§ WHAT IS BEING ASKED: Reproduce the records below exactly as they appear, omitting any pictures they contain.

* Start LISTED ENTRIES *

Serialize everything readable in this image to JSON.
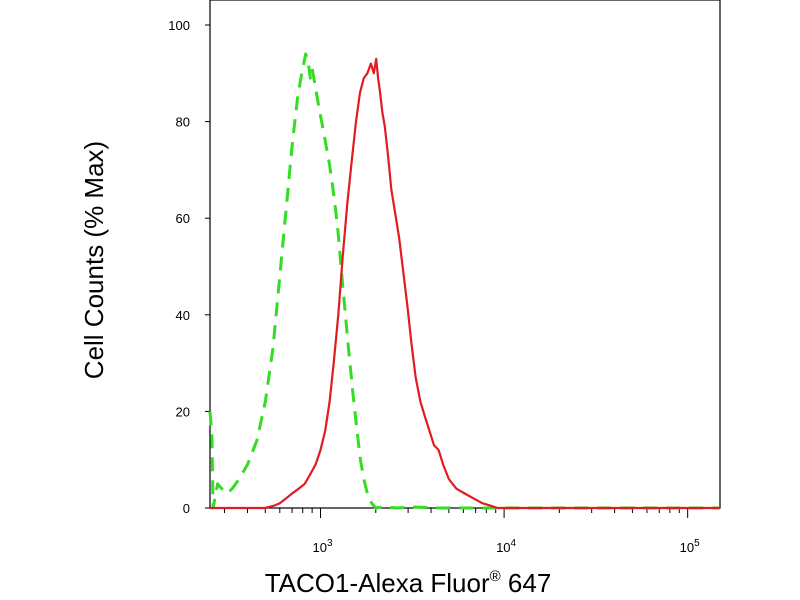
{
  "chart_data": {
    "type": "line",
    "title": "",
    "xlabel": "TACO1-Alexa Fluor",
    "xlabel_superscript": "®",
    "xlabel_suffix": " 647",
    "ylabel": "Cell Counts (% Max)",
    "x_scale": "log",
    "xlim": [
      250,
      150000
    ],
    "ylim": [
      0,
      100
    ],
    "x_ticks": [
      {
        "base": "10",
        "exp": "3",
        "value": 1000
      },
      {
        "base": "10",
        "exp": "4",
        "value": 10000
      },
      {
        "base": "10",
        "exp": "5",
        "value": 100000
      }
    ],
    "y_ticks": [
      "0",
      "20",
      "40",
      "60",
      "80",
      "100"
    ],
    "grid": false,
    "series": [
      {
        "style": "dashed",
        "color": "#33dd22",
        "x": [
          250,
          256,
          260,
          275,
          290,
          310,
          330,
          360,
          400,
          450,
          500,
          550,
          600,
          650,
          700,
          750,
          790,
          830,
          860,
          880,
          900,
          930,
          980,
          1050,
          1120,
          1180,
          1240,
          1300,
          1360,
          1420,
          1500,
          1580,
          1650,
          1720,
          1800,
          1900,
          2000,
          2200,
          2600,
          3200,
          4500,
          7000,
          12000,
          50000,
          150000
        ],
        "y": [
          20,
          15,
          0,
          5,
          4,
          3,
          4,
          6,
          9,
          14,
          22,
          33,
          48,
          62,
          75,
          85,
          90,
          94,
          92,
          89,
          91,
          88,
          83,
          77,
          71,
          65,
          58,
          49,
          41,
          33,
          24,
          16,
          10,
          6,
          3,
          1,
          0,
          0.3,
          0,
          0.2,
          0,
          0,
          0,
          0,
          0
        ]
      },
      {
        "style": "solid",
        "color": "#e11b22",
        "x": [
          250,
          300,
          400,
          500,
          560,
          600,
          650,
          700,
          760,
          820,
          880,
          940,
          1000,
          1060,
          1120,
          1180,
          1250,
          1320,
          1400,
          1480,
          1560,
          1640,
          1720,
          1800,
          1880,
          1950,
          2010,
          2060,
          2110,
          2170,
          2240,
          2330,
          2430,
          2550,
          2680,
          2820,
          2970,
          3130,
          3300,
          3500,
          3700,
          3920,
          4150,
          4400,
          4650,
          5000,
          5500,
          6100,
          6800,
          7600,
          8400,
          9200,
          10000,
          20000,
          50000,
          150000
        ],
        "y": [
          0,
          0,
          0,
          0,
          0.5,
          1,
          2,
          3,
          4,
          5,
          7,
          9,
          12,
          16,
          22,
          30,
          40,
          52,
          63,
          72,
          80,
          86,
          89,
          90,
          92,
          90,
          93,
          89,
          86,
          82,
          79,
          73,
          66,
          61,
          56,
          49,
          42,
          34,
          27,
          22,
          19,
          16,
          13,
          12,
          9,
          6,
          4,
          3,
          2,
          1,
          0.5,
          0,
          0,
          0,
          0,
          0
        ]
      }
    ]
  }
}
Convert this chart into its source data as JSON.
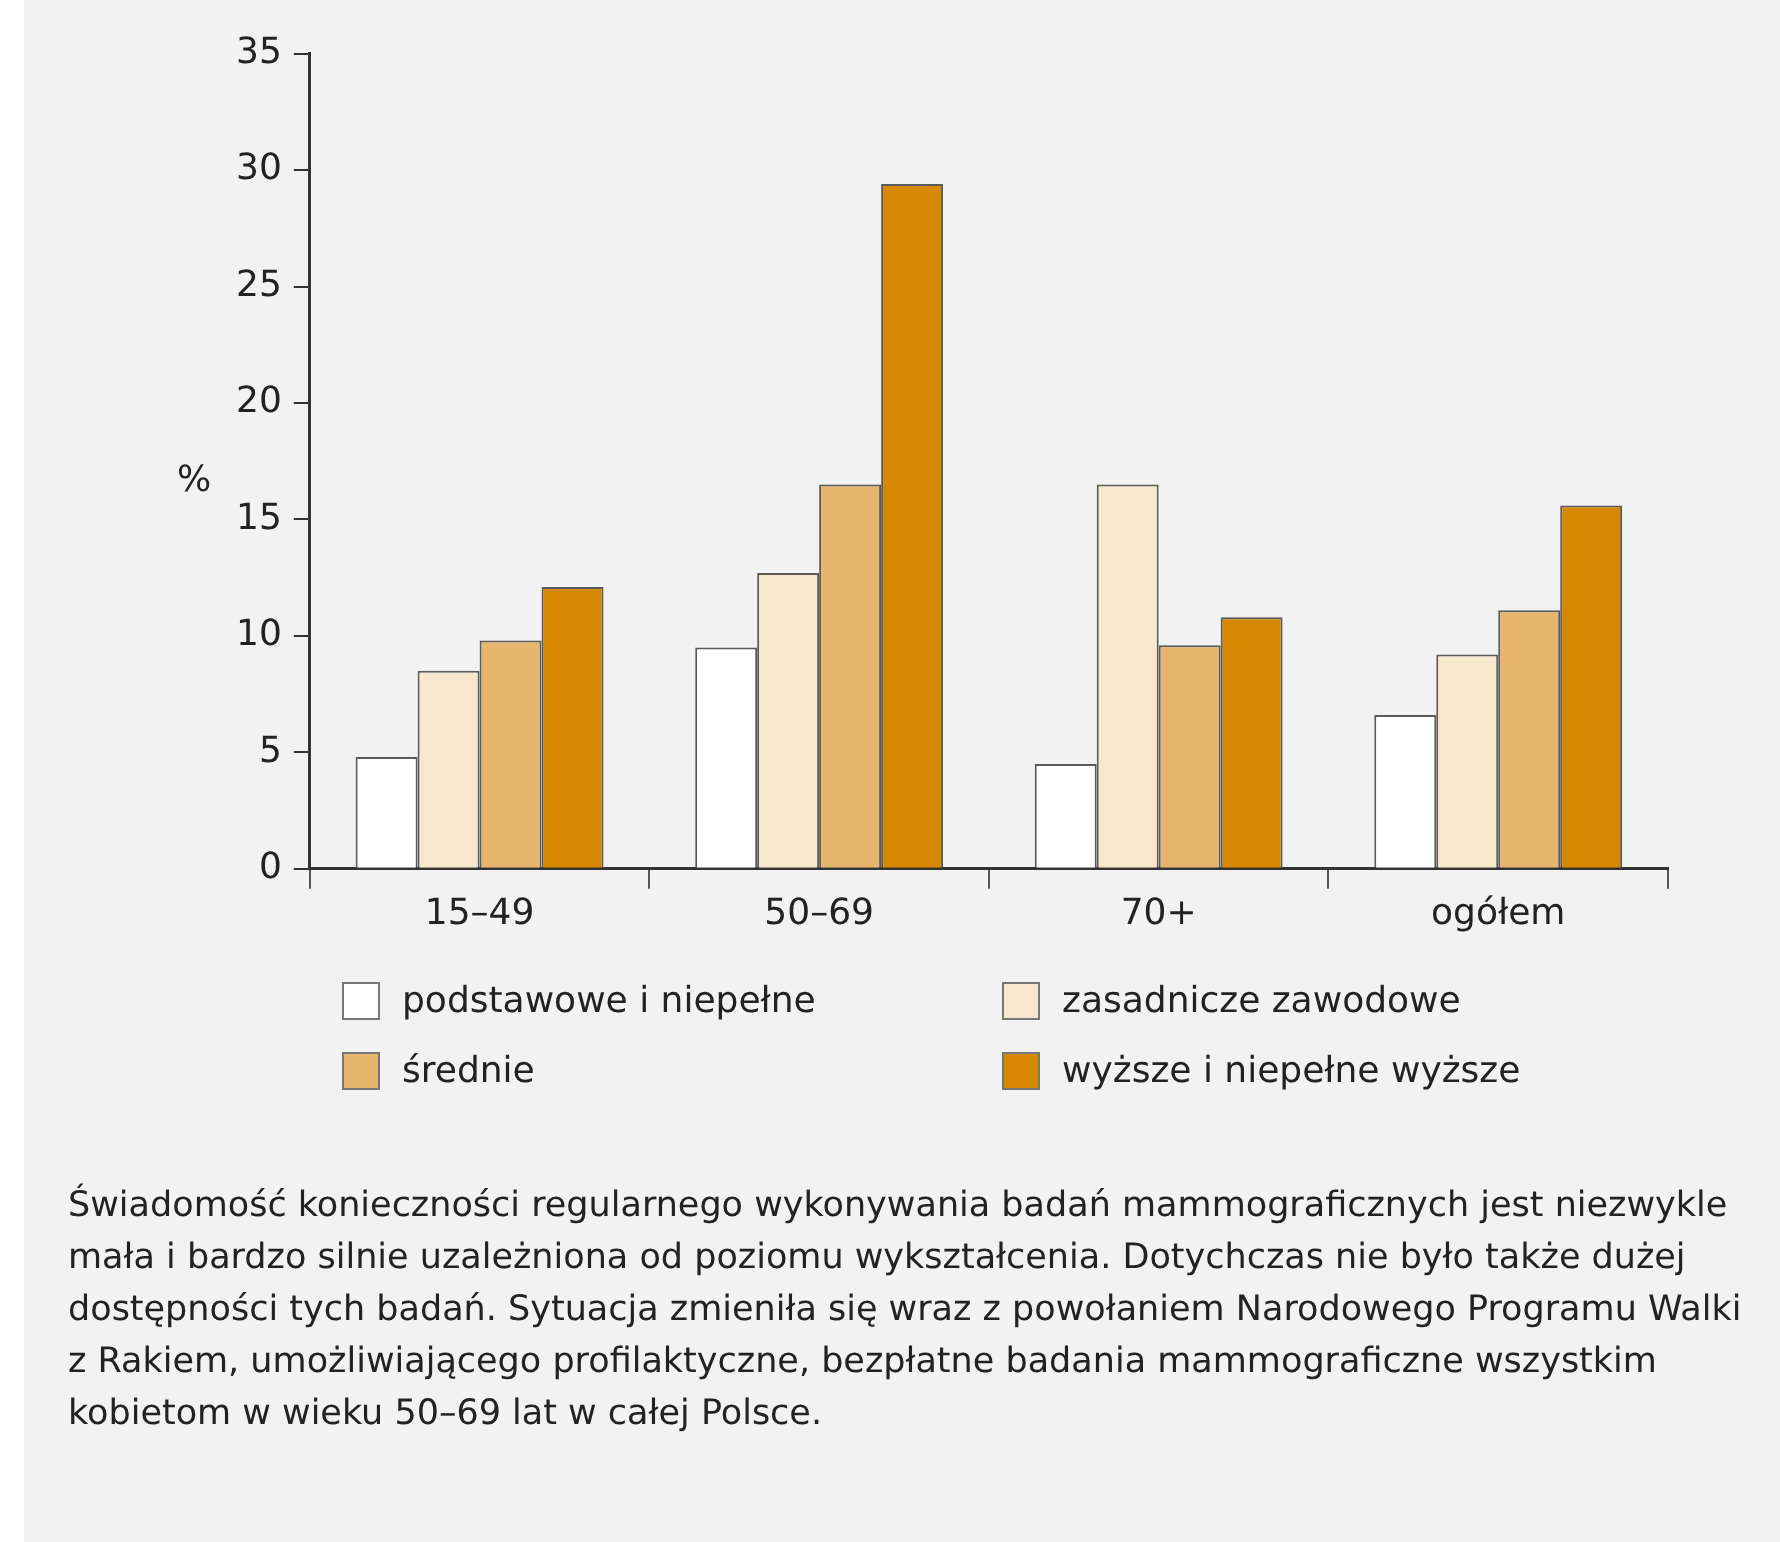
{
  "chart_data": {
    "type": "bar",
    "ylabel": "%",
    "categories": [
      "15–49",
      "50–69",
      "70+",
      "ogółem"
    ],
    "series": [
      {
        "name": "podstawowe i niepełne",
        "color": "#ffffff",
        "values": [
          4.8,
          9.5,
          4.5,
          6.6
        ]
      },
      {
        "name": "zasadnicze zawodowe",
        "color": "#f6e7cd",
        "values": [
          8.5,
          12.7,
          16.5,
          9.2
        ]
      },
      {
        "name": "średnie",
        "color": "#e6b66e",
        "values": [
          9.8,
          16.5,
          9.6,
          11.1
        ]
      },
      {
        "name": "wyższe i niepełne wyższe",
        "color": "#d68800",
        "values": [
          12.1,
          29.4,
          10.8,
          15.6
        ]
      }
    ],
    "ylim": [
      0,
      35
    ],
    "yticks": [
      0,
      5,
      10,
      15,
      20,
      25,
      30,
      35
    ],
    "grid": false,
    "legend": "bottom",
    "annotations": [
      "Świadomość konieczności regularnego wykonywania badań mammograficznych jest niezwykle mała i bardzo silnie uzależniona od poziomu wykształcenia. Dotychczas nie było także dużej dostępności tych badań. Sytuacja zmieniła się wraz z powołaniem Narodowego Programu Walki z Rakiem, umożliwiającego profilaktyczne, bezpłatne badania mammograficzne wszystkim kobietom w wieku 50–69 lat w całej Polsce."
    ]
  }
}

* End LISTED ENTRIES *

§ SOLUTION TO THIS PROBLEM:
Serialize everything readable in this image to JSON.
{
  "chart_data": {
    "type": "line",
    "title": "",
    "xlabel": "TACO1-Alexa Fluor",
    "xlabel_superscript": "®",
    "xlabel_suffix": " 647",
    "ylabel": "Cell Counts (% Max)",
    "x_scale": "log",
    "xlim": [
      250,
      150000
    ],
    "ylim": [
      0,
      100
    ],
    "x_ticks": [
      {
        "base": "10",
        "exp": "3",
        "value": 1000
      },
      {
        "base": "10",
        "exp": "4",
        "value": 10000
      },
      {
        "base": "10",
        "exp": "5",
        "value": 100000
      }
    ],
    "y_ticks": [
      "0",
      "20",
      "40",
      "60",
      "80",
      "100"
    ],
    "grid": false,
    "series": [
      {
        "style": "dashed",
        "color": "#33dd22",
        "x": [
          250,
          256,
          260,
          275,
          290,
          310,
          330,
          360,
          400,
          450,
          500,
          550,
          600,
          650,
          700,
          750,
          790,
          830,
          860,
          880,
          900,
          930,
          980,
          1050,
          1120,
          1180,
          1240,
          1300,
          1360,
          1420,
          1500,
          1580,
          1650,
          1720,
          1800,
          1900,
          2000,
          2200,
          2600,
          3200,
          4500,
          7000,
          12000,
          50000,
          150000
        ],
        "y": [
          20,
          15,
          0,
          5,
          4,
          3,
          4,
          6,
          9,
          14,
          22,
          33,
          48,
          62,
          75,
          85,
          90,
          94,
          92,
          89,
          91,
          88,
          83,
          77,
          71,
          65,
          58,
          49,
          41,
          33,
          24,
          16,
          10,
          6,
          3,
          1,
          0,
          0.3,
          0,
          0.2,
          0,
          0,
          0,
          0,
          0
        ]
      },
      {
        "style": "solid",
        "color": "#e11b22",
        "x": [
          250,
          300,
          400,
          500,
          560,
          600,
          650,
          700,
          760,
          820,
          880,
          940,
          1000,
          1060,
          1120,
          1180,
          1250,
          1320,
          1400,
          1480,
          1560,
          1640,
          1720,
          1800,
          1880,
          1950,
          2010,
          2060,
          2110,
          2170,
          2240,
          2330,
          2430,
          2550,
          2680,
          2820,
          2970,
          3130,
          3300,
          3500,
          3700,
          3920,
          4150,
          4400,
          4650,
          5000,
          5500,
          6100,
          6800,
          7600,
          8400,
          9200,
          10000,
          20000,
          50000,
          150000
        ],
        "y": [
          0,
          0,
          0,
          0,
          0.5,
          1,
          2,
          3,
          4,
          5,
          7,
          9,
          12,
          16,
          22,
          30,
          40,
          52,
          63,
          72,
          80,
          86,
          89,
          90,
          92,
          90,
          93,
          89,
          86,
          82,
          79,
          73,
          66,
          61,
          56,
          49,
          42,
          34,
          27,
          22,
          19,
          16,
          13,
          12,
          9,
          6,
          4,
          3,
          2,
          1,
          0.5,
          0,
          0,
          0,
          0,
          0
        ]
      }
    ]
  }
}
Convert this chart into its source data as JSON.
{
  "chart_data": {
    "type": "bar",
    "ylabel": "%",
    "categories": [
      "15–49",
      "50–69",
      "70+",
      "ogółem"
    ],
    "series": [
      {
        "name": "podstawowe i niepełne",
        "color": "#ffffff",
        "values": [
          4.8,
          9.5,
          4.5,
          6.6
        ]
      },
      {
        "name": "zasadnicze zawodowe",
        "color": "#f6e7cd",
        "values": [
          8.5,
          12.7,
          16.5,
          9.2
        ]
      },
      {
        "name": "średnie",
        "color": "#e6b66e",
        "values": [
          9.8,
          16.5,
          9.6,
          11.1
        ]
      },
      {
        "name": "wyższe i niepełne wyższe",
        "color": "#d68800",
        "values": [
          12.1,
          29.4,
          10.8,
          15.6
        ]
      }
    ],
    "ylim": [
      0,
      35
    ],
    "yticks": [
      0,
      5,
      10,
      15,
      20,
      25,
      30,
      35
    ],
    "grid": false,
    "legend": "bottom",
    "annotations": [
      "Świadomość konieczności regularnego wykonywania badań mammograficznych jest niezwykle mała i bardzo silnie uzależniona od poziomu wykształcenia. Dotychczas nie było także dużej dostępności tych badań. Sytuacja zmieniła się wraz z powołaniem Narodowego Programu Walki z Rakiem, umożliwiającego profilaktyczne, bezpłatne badania mammograficzne wszystkim kobietom w wieku 50–69 lat w całej Polsce."
    ]
  }
}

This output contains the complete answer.